■ Instructions to follow ■
Look through the data below and count each line where the word "after" appears. Reply with the count alone.

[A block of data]
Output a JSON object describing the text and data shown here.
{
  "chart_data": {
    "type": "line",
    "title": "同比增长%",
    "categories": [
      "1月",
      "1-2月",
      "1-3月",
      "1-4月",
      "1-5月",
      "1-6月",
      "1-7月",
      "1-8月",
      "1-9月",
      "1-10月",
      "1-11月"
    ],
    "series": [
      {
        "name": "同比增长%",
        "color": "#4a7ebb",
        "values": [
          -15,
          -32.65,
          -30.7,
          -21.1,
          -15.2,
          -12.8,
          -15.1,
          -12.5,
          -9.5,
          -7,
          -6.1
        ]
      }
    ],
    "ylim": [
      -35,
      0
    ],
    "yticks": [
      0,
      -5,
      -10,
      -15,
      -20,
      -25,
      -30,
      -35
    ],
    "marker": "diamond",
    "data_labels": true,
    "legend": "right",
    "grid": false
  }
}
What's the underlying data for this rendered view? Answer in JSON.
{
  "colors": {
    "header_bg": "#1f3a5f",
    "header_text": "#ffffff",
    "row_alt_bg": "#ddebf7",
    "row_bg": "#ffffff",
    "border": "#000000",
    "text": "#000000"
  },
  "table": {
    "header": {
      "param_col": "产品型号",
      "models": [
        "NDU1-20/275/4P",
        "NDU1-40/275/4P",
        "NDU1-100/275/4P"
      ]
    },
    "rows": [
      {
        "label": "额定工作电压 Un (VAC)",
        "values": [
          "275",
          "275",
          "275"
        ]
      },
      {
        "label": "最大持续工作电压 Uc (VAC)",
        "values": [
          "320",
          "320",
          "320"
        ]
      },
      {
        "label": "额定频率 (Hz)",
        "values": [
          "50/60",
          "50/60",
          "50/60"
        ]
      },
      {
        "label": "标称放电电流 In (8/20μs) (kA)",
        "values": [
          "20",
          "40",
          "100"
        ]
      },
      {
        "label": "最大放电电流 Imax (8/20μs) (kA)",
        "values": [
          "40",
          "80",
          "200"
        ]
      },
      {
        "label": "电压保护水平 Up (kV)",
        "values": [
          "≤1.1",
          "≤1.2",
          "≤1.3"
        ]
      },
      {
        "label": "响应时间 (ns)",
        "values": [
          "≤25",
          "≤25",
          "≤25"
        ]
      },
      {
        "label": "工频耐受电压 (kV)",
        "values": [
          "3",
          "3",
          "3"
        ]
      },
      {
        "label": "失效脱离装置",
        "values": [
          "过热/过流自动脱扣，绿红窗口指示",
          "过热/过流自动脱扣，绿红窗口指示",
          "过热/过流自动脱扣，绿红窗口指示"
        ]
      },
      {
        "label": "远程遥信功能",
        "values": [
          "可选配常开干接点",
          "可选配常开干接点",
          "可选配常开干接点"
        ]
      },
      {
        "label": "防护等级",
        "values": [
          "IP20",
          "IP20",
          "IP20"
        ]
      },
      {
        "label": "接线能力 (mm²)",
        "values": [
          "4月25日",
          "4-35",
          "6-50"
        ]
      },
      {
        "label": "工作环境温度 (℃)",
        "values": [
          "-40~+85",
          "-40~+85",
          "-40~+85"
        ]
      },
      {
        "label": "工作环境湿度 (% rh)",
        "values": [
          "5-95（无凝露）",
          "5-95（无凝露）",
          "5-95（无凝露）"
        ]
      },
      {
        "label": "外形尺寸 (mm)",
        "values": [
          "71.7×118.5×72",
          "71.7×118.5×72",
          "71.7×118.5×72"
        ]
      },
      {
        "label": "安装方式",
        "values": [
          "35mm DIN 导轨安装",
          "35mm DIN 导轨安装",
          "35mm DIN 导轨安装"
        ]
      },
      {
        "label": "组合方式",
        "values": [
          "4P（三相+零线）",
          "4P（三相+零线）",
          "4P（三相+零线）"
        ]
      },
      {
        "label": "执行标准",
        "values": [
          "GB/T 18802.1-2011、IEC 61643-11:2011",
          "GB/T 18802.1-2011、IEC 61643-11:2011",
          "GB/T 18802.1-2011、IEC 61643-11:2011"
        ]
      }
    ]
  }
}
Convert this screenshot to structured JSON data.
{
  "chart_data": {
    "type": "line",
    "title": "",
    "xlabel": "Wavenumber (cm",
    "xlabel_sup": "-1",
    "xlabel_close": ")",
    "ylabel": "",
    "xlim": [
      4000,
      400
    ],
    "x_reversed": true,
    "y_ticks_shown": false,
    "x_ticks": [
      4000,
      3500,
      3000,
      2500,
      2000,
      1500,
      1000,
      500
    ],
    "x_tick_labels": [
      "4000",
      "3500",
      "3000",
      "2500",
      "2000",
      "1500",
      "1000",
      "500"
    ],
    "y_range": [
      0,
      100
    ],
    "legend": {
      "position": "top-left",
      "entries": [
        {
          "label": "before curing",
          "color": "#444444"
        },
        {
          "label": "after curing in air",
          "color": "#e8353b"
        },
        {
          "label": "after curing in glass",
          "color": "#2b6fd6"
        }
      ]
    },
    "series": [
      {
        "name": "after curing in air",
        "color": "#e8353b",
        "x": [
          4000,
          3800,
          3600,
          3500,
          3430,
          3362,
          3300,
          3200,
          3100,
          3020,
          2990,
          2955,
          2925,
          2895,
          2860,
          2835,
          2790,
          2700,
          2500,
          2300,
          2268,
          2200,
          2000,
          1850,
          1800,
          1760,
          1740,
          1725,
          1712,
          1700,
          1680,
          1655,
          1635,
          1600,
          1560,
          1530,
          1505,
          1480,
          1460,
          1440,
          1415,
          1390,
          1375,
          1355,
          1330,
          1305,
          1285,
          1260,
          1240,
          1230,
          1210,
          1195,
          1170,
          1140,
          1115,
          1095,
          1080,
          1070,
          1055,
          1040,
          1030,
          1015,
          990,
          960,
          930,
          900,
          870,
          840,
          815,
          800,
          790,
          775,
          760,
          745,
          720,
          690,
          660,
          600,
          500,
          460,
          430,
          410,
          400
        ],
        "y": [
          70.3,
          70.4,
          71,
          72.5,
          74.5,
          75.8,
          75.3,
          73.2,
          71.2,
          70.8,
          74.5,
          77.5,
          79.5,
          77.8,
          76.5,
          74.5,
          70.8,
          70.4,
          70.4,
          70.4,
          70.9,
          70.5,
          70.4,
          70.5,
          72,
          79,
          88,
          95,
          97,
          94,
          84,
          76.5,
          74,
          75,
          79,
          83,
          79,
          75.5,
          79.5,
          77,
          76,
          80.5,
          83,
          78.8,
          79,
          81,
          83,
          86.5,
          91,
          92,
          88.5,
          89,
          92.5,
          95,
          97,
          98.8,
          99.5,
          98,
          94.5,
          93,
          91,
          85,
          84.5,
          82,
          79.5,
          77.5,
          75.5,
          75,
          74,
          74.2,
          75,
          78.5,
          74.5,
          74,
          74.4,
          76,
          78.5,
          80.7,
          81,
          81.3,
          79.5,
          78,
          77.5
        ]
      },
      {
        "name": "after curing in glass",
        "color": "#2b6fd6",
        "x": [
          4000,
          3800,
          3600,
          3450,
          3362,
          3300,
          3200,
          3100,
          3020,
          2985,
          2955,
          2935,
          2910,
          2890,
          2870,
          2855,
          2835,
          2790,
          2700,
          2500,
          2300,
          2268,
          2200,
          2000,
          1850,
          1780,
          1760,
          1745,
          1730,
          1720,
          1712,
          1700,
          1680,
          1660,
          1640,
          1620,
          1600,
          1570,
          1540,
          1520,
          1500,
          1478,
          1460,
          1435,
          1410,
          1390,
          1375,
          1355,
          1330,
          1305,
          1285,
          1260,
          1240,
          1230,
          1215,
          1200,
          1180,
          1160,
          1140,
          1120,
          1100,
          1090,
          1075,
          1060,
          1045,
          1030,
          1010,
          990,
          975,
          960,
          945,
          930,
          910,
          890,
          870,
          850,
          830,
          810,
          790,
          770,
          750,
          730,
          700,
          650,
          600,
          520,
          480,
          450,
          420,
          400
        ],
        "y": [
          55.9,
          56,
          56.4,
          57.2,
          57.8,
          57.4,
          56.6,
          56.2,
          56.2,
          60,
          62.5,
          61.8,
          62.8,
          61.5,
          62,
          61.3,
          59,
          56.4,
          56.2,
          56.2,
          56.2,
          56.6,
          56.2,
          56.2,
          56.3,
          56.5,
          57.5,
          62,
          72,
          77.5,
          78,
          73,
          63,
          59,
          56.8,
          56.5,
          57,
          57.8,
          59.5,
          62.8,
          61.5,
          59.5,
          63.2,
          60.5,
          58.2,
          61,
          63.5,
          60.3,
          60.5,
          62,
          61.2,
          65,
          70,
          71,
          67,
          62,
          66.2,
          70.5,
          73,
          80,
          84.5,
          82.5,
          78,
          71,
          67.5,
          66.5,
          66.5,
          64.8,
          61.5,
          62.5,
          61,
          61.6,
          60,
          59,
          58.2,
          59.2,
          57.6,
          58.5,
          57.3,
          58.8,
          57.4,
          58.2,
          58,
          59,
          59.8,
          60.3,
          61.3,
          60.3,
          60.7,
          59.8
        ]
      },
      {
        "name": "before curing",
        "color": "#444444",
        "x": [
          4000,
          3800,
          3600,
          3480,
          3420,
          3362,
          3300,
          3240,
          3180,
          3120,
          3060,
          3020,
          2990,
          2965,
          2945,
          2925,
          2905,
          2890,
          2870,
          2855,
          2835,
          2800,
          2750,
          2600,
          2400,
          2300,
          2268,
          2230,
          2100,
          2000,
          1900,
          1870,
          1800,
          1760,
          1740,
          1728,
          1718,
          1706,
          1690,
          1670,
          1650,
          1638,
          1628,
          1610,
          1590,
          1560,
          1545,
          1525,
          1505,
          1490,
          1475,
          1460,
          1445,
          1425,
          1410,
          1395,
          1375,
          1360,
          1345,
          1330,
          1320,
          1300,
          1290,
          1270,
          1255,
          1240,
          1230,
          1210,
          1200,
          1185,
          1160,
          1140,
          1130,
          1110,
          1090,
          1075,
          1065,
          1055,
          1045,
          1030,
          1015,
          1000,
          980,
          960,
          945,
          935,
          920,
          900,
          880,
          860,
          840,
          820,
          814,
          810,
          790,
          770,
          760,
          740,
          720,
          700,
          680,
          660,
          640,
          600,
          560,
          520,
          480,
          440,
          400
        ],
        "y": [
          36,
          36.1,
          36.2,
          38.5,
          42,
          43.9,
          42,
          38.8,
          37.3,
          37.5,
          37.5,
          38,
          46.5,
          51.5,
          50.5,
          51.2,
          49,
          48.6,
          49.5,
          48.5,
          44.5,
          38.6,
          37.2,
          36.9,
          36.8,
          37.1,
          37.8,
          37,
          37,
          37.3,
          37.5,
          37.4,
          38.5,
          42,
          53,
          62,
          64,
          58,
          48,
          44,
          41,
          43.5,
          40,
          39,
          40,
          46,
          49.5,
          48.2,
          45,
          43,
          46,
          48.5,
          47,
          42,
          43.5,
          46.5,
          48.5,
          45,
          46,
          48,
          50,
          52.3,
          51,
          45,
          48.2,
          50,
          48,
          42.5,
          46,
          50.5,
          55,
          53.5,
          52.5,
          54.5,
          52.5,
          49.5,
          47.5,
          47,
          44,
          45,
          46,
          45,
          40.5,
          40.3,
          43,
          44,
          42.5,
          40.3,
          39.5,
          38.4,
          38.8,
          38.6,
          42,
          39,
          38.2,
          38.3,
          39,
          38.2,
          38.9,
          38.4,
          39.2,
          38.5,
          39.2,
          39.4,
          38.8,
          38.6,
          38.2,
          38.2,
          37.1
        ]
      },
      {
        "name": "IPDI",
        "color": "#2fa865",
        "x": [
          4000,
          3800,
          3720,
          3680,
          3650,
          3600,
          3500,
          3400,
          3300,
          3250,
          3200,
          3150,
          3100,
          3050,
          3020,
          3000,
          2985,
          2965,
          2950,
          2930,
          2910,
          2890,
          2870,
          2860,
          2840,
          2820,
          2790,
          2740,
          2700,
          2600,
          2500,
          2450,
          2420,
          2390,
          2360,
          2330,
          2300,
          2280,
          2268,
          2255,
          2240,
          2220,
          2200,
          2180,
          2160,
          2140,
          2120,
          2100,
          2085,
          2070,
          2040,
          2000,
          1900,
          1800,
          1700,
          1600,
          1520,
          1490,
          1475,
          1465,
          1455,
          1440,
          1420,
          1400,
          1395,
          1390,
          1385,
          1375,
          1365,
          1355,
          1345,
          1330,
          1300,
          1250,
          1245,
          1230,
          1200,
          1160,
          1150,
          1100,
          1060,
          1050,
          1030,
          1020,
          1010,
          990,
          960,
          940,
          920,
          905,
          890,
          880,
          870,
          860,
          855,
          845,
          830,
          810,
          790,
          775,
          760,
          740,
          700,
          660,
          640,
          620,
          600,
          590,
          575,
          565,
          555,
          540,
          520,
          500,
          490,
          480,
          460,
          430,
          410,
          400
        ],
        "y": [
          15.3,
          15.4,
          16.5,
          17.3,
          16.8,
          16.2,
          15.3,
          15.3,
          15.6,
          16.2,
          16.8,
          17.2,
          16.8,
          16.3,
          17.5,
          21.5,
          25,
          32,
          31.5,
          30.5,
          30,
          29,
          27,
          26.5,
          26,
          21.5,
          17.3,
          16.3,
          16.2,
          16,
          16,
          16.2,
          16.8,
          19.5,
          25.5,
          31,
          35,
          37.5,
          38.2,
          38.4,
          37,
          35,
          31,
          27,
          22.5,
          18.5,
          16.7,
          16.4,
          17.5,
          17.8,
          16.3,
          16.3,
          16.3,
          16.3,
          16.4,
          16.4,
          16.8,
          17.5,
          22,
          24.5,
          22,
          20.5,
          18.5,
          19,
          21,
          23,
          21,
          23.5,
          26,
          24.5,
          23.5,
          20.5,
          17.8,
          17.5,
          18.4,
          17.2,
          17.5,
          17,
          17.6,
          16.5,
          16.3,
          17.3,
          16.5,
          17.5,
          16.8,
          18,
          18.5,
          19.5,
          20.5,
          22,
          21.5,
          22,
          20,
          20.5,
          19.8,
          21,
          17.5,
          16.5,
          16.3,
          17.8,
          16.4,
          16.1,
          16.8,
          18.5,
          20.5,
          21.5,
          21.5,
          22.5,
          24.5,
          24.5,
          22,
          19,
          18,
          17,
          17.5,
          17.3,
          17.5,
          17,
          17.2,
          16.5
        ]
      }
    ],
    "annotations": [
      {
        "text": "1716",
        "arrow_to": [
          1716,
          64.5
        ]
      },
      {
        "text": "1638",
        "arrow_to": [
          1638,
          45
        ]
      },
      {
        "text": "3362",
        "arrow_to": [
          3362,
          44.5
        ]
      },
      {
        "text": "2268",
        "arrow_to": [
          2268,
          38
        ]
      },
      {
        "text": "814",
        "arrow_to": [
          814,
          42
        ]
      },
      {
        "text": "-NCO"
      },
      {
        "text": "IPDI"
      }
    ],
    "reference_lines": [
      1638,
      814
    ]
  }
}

■ Task solution ■
4